* _Aim_:
Please transcribe the listing below in full and word for word, without its pictures.

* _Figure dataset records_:

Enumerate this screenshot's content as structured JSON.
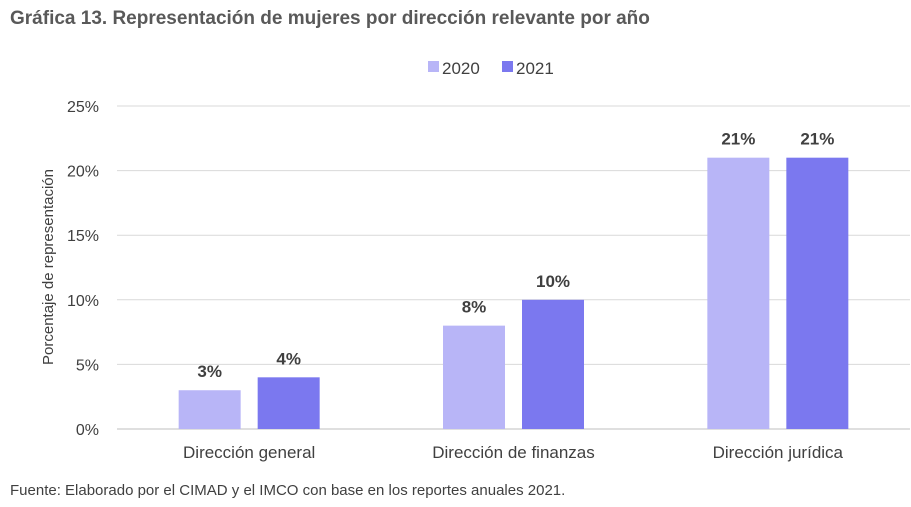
{
  "title": "Gráfica 13. Representación de mujeres por dirección relevante por año",
  "source": "Fuente: Elaborado por el CIMAD y el IMCO con base en los reportes anuales 2021.",
  "chart_data": {
    "type": "bar",
    "categories": [
      "Dirección general",
      "Dirección de finanzas",
      "Dirección jurídica"
    ],
    "series": [
      {
        "name": "2020",
        "values": [
          3,
          8,
          21
        ],
        "labels": [
          "3%",
          "8%",
          "21%"
        ],
        "color": "#b8b5f7"
      },
      {
        "name": "2021",
        "values": [
          4,
          10,
          21
        ],
        "labels": [
          "4%",
          "10%",
          "21%"
        ],
        "color": "#7b78ef"
      }
    ],
    "ylabel": "Porcentaje de representación",
    "ylim": [
      0,
      25
    ],
    "yticks": [
      0,
      5,
      10,
      15,
      20,
      25
    ],
    "ytick_labels": [
      "0%",
      "5%",
      "10%",
      "15%",
      "20%",
      "25%"
    ],
    "grid": true,
    "legend_position": "top-center",
    "gridline_color": "#d9d9d9"
  }
}
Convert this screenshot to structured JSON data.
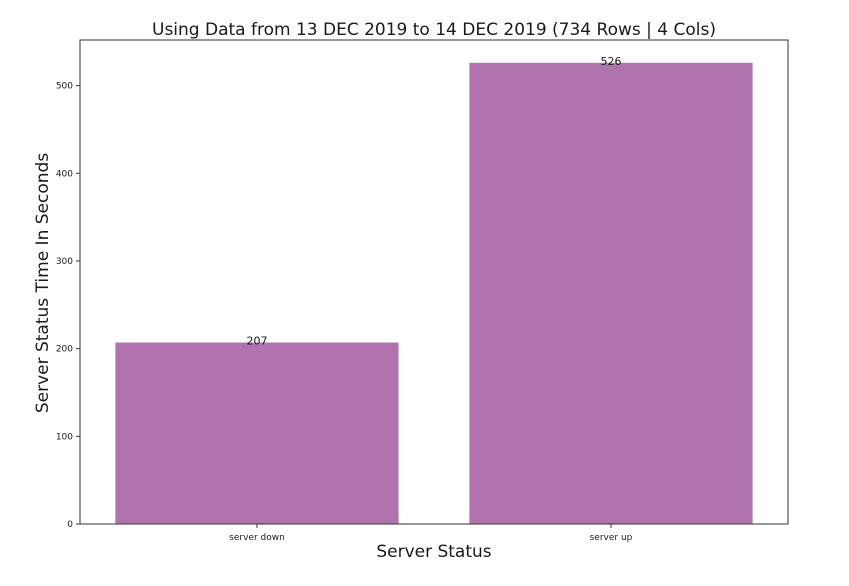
{
  "chart_data": {
    "type": "bar",
    "title": "Using Data from 13 DEC 2019 to 14 DEC 2019 (734 Rows | 4 Cols)",
    "xlabel": "Server Status",
    "ylabel": "Server Status Time In Seconds",
    "categories": [
      "server down",
      "server up"
    ],
    "values": [
      207,
      526
    ],
    "value_labels": [
      "207",
      "526"
    ],
    "ylim": [
      0,
      552
    ],
    "yticks": [
      0,
      100,
      200,
      300,
      400,
      500
    ],
    "grid": false,
    "legend": "none",
    "bar_color": "#b073b0"
  }
}
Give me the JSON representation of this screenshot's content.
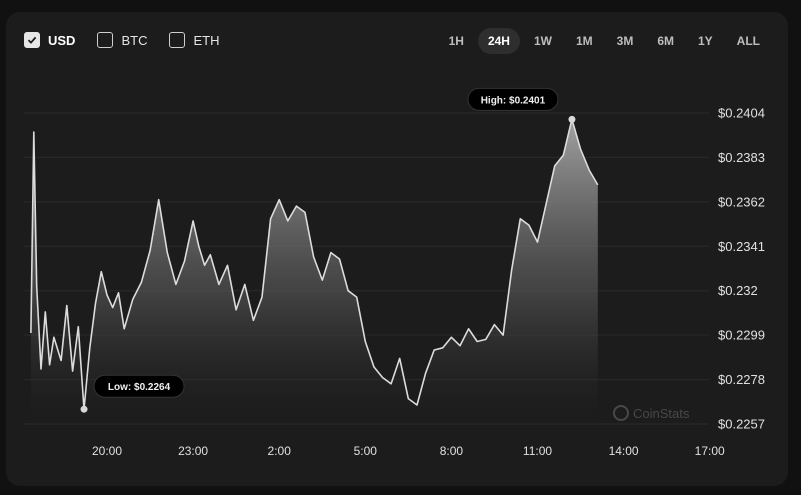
{
  "currencies": [
    {
      "label": "USD",
      "checked": true
    },
    {
      "label": "BTC",
      "checked": false
    },
    {
      "label": "ETH",
      "checked": false
    }
  ],
  "ranges": [
    {
      "label": "1H",
      "active": false
    },
    {
      "label": "24H",
      "active": true
    },
    {
      "label": "1W",
      "active": false
    },
    {
      "label": "1M",
      "active": false
    },
    {
      "label": "3M",
      "active": false
    },
    {
      "label": "6M",
      "active": false
    },
    {
      "label": "1Y",
      "active": false
    },
    {
      "label": "ALL",
      "active": false
    }
  ],
  "watermark": "CoinStats",
  "chart_data": {
    "type": "area",
    "x_tick_labels": [
      "20:00",
      "23:00",
      "2:00",
      "5:00",
      "8:00",
      "11:00",
      "14:00",
      "17:00"
    ],
    "y_tick_labels": [
      "$0.2404",
      "$0.2383",
      "$0.2362",
      "$0.2341",
      "$0.232",
      "$0.2299",
      "$0.2278",
      "$0.2257"
    ],
    "ylim": [
      0.2257,
      0.2404
    ],
    "x_hours": [
      -2.65,
      -2.55,
      -2.45,
      -2.3,
      -2.15,
      -2.0,
      -1.85,
      -1.6,
      -1.4,
      -1.2,
      -1.0,
      -0.8,
      -0.6,
      -0.4,
      -0.2,
      0.0,
      0.2,
      0.4,
      0.6,
      0.9,
      1.2,
      1.5,
      1.8,
      2.1,
      2.4,
      2.7,
      3.0,
      3.2,
      3.4,
      3.6,
      3.9,
      4.2,
      4.5,
      4.8,
      5.1,
      5.4,
      5.7,
      6.0,
      6.3,
      6.6,
      6.9,
      7.2,
      7.5,
      7.8,
      8.1,
      8.4,
      8.7,
      9.0,
      9.3,
      9.6,
      9.9,
      10.2,
      10.5,
      10.8,
      11.1,
      11.4,
      11.7,
      12.0,
      12.3,
      12.6,
      12.9,
      13.2,
      13.5,
      13.8,
      14.1,
      14.4,
      14.7,
      15.0,
      15.3,
      15.6,
      15.9,
      16.2,
      16.5,
      16.8,
      17.1
    ],
    "series": [
      {
        "values": [
          0.23,
          0.2395,
          0.2322,
          0.2283,
          0.231,
          0.2285,
          0.2298,
          0.2287,
          0.2313,
          0.2282,
          0.2303,
          0.2264,
          0.2293,
          0.2314,
          0.2329,
          0.2318,
          0.2312,
          0.2319,
          0.2302,
          0.2316,
          0.2324,
          0.2339,
          0.2363,
          0.2338,
          0.2323,
          0.2334,
          0.2353,
          0.2341,
          0.2332,
          0.2337,
          0.2323,
          0.2332,
          0.2311,
          0.2323,
          0.2306,
          0.2317,
          0.2354,
          0.2363,
          0.2353,
          0.236,
          0.2357,
          0.2336,
          0.2325,
          0.2338,
          0.2335,
          0.232,
          0.2317,
          0.2296,
          0.2284,
          0.2279,
          0.2276,
          0.2288,
          0.2269,
          0.2266,
          0.2281,
          0.2292,
          0.2293,
          0.2298,
          0.2294,
          0.2302,
          0.2296,
          0.2297,
          0.2304,
          0.2299,
          0.233,
          0.2354,
          0.2351,
          0.2343,
          0.2361,
          0.2379,
          0.2384,
          0.2401,
          0.2387,
          0.2377,
          0.237
        ]
      }
    ],
    "high_label": "High: $0.2401",
    "low_label": "Low: $0.2264",
    "grid": true
  }
}
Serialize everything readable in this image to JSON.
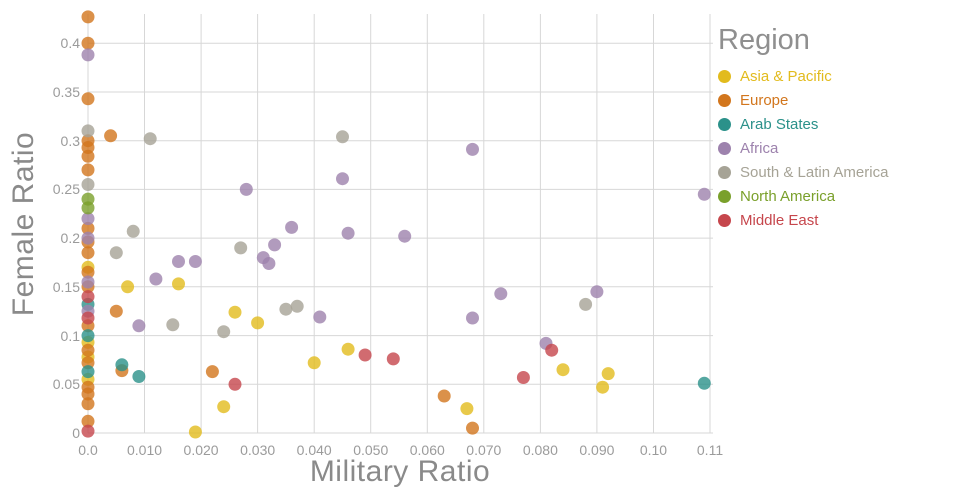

* _Exercise solution_:
Enumerate this screenshot's content as structured JSON.
{
  "title": "Gráfica 13. Representación de mujeres por dirección relevante por año",
  "source": "Fuente: Elaborado por el CIMAD y el IMCO con base en los reportes anuales 2021.",
  "chart_data": {
    "type": "bar",
    "categories": [
      "Dirección general",
      "Dirección de finanzas",
      "Dirección jurídica"
    ],
    "series": [
      {
        "name": "2020",
        "values": [
          3,
          8,
          21
        ],
        "labels": [
          "3%",
          "8%",
          "21%"
        ],
        "color": "#b8b5f7"
      },
      {
        "name": "2021",
        "values": [
          4,
          10,
          21
        ],
        "labels": [
          "4%",
          "10%",
          "21%"
        ],
        "color": "#7b78ef"
      }
    ],
    "ylabel": "Porcentaje de representación",
    "ylim": [
      0,
      25
    ],
    "yticks": [
      0,
      5,
      10,
      15,
      20,
      25
    ],
    "ytick_labels": [
      "0%",
      "5%",
      "10%",
      "15%",
      "20%",
      "25%"
    ],
    "grid": true,
    "legend_position": "top-center",
    "gridline_color": "#d9d9d9"
  }
}
Convert this screenshot to structured JSON data.
{
  "chart_data": {
    "type": "bar",
    "title": "Using Data from 13 DEC 2019 to 14 DEC 2019 (734 Rows | 4 Cols)",
    "xlabel": "Server Status",
    "ylabel": "Server Status Time In Seconds",
    "categories": [
      "server down",
      "server up"
    ],
    "values": [
      207,
      526
    ],
    "value_labels": [
      "207",
      "526"
    ],
    "ylim": [
      0,
      552
    ],
    "yticks": [
      0,
      100,
      200,
      300,
      400,
      500
    ],
    "grid": false,
    "legend": "none",
    "bar_color": "#b073b0"
  }
}
Give me the JSON representation of this screenshot's content.
{
  "currencies": [
    {
      "label": "USD",
      "checked": true
    },
    {
      "label": "BTC",
      "checked": false
    },
    {
      "label": "ETH",
      "checked": false
    }
  ],
  "ranges": [
    {
      "label": "1H",
      "active": false
    },
    {
      "label": "24H",
      "active": true
    },
    {
      "label": "1W",
      "active": false
    },
    {
      "label": "1M",
      "active": false
    },
    {
      "label": "3M",
      "active": false
    },
    {
      "label": "6M",
      "active": false
    },
    {
      "label": "1Y",
      "active": false
    },
    {
      "label": "ALL",
      "active": false
    }
  ],
  "watermark": "CoinStats",
  "chart_data": {
    "type": "area",
    "x_tick_labels": [
      "20:00",
      "23:00",
      "2:00",
      "5:00",
      "8:00",
      "11:00",
      "14:00",
      "17:00"
    ],
    "y_tick_labels": [
      "$0.2404",
      "$0.2383",
      "$0.2362",
      "$0.2341",
      "$0.232",
      "$0.2299",
      "$0.2278",
      "$0.2257"
    ],
    "ylim": [
      0.2257,
      0.2404
    ],
    "x_hours": [
      -2.65,
      -2.55,
      -2.45,
      -2.3,
      -2.15,
      -2.0,
      -1.85,
      -1.6,
      -1.4,
      -1.2,
      -1.0,
      -0.8,
      -0.6,
      -0.4,
      -0.2,
      0.0,
      0.2,
      0.4,
      0.6,
      0.9,
      1.2,
      1.5,
      1.8,
      2.1,
      2.4,
      2.7,
      3.0,
      3.2,
      3.4,
      3.6,
      3.9,
      4.2,
      4.5,
      4.8,
      5.1,
      5.4,
      5.7,
      6.0,
      6.3,
      6.6,
      6.9,
      7.2,
      7.5,
      7.8,
      8.1,
      8.4,
      8.7,
      9.0,
      9.3,
      9.6,
      9.9,
      10.2,
      10.5,
      10.8,
      11.1,
      11.4,
      11.7,
      12.0,
      12.3,
      12.6,
      12.9,
      13.2,
      13.5,
      13.8,
      14.1,
      14.4,
      14.7,
      15.0,
      15.3,
      15.6,
      15.9,
      16.2,
      16.5,
      16.8,
      17.1
    ],
    "series": [
      {
        "values": [
          0.23,
          0.2395,
          0.2322,
          0.2283,
          0.231,
          0.2285,
          0.2298,
          0.2287,
          0.2313,
          0.2282,
          0.2303,
          0.2264,
          0.2293,
          0.2314,
          0.2329,
          0.2318,
          0.2312,
          0.2319,
          0.2302,
          0.2316,
          0.2324,
          0.2339,
          0.2363,
          0.2338,
          0.2323,
          0.2334,
          0.2353,
          0.2341,
          0.2332,
          0.2337,
          0.2323,
          0.2332,
          0.2311,
          0.2323,
          0.2306,
          0.2317,
          0.2354,
          0.2363,
          0.2353,
          0.236,
          0.2357,
          0.2336,
          0.2325,
          0.2338,
          0.2335,
          0.232,
          0.2317,
          0.2296,
          0.2284,
          0.2279,
          0.2276,
          0.2288,
          0.2269,
          0.2266,
          0.2281,
          0.2292,
          0.2293,
          0.2298,
          0.2294,
          0.2302,
          0.2296,
          0.2297,
          0.2304,
          0.2299,
          0.233,
          0.2354,
          0.2351,
          0.2343,
          0.2361,
          0.2379,
          0.2384,
          0.2401,
          0.2387,
          0.2377,
          0.237
        ]
      }
    ],
    "high_label": "High: $0.2401",
    "low_label": "Low: $0.2264",
    "grid": true
  }
}
Serialize everything readable in this image to JSON.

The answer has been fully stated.